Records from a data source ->

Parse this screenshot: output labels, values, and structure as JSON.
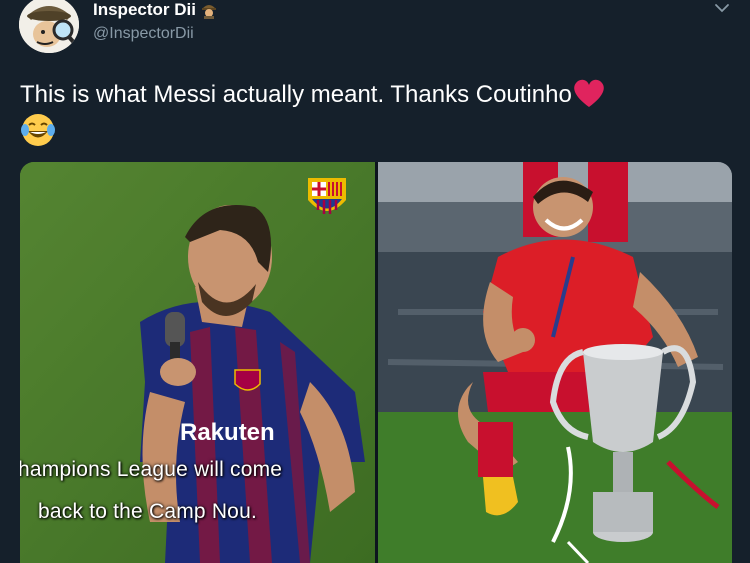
{
  "author": {
    "display_name": "Inspector Dii",
    "handle": "@InspectorDii"
  },
  "tweet": {
    "text": "This is what Messi actually meant. Thanks Coutinho"
  },
  "media": {
    "left_image": {
      "jersey_sponsor": "Rakuten",
      "subtitle_line1": "hampions League will come",
      "subtitle_line2": "back to the Camp Nou."
    }
  },
  "icons": [
    "avatar",
    "detective-emoji-icon",
    "chevron-down-icon",
    "red-heart-icon",
    "tears-of-joy-icon",
    "fc-barcelona-crest-icon"
  ],
  "colors": {
    "background": "#15202b",
    "secondary_text": "#8899a6",
    "heart": "#e0245e"
  }
}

Written problem ->
Repeat each entry precisely as it appears. Leave the pictures out.

Task output ->
Parse this screenshot: output labels, values, and structure as JSON.
{
  "author": {
    "display_name": "Inspector Dii",
    "handle": "@InspectorDii"
  },
  "tweet": {
    "text": "This is what Messi actually meant. Thanks Coutinho"
  },
  "media": {
    "left_image": {
      "jersey_sponsor": "Rakuten",
      "subtitle_line1": "hampions League will come",
      "subtitle_line2": "back to the Camp Nou."
    }
  },
  "icons": [
    "avatar",
    "detective-emoji-icon",
    "chevron-down-icon",
    "red-heart-icon",
    "tears-of-joy-icon",
    "fc-barcelona-crest-icon"
  ],
  "colors": {
    "background": "#15202b",
    "secondary_text": "#8899a6",
    "heart": "#e0245e"
  }
}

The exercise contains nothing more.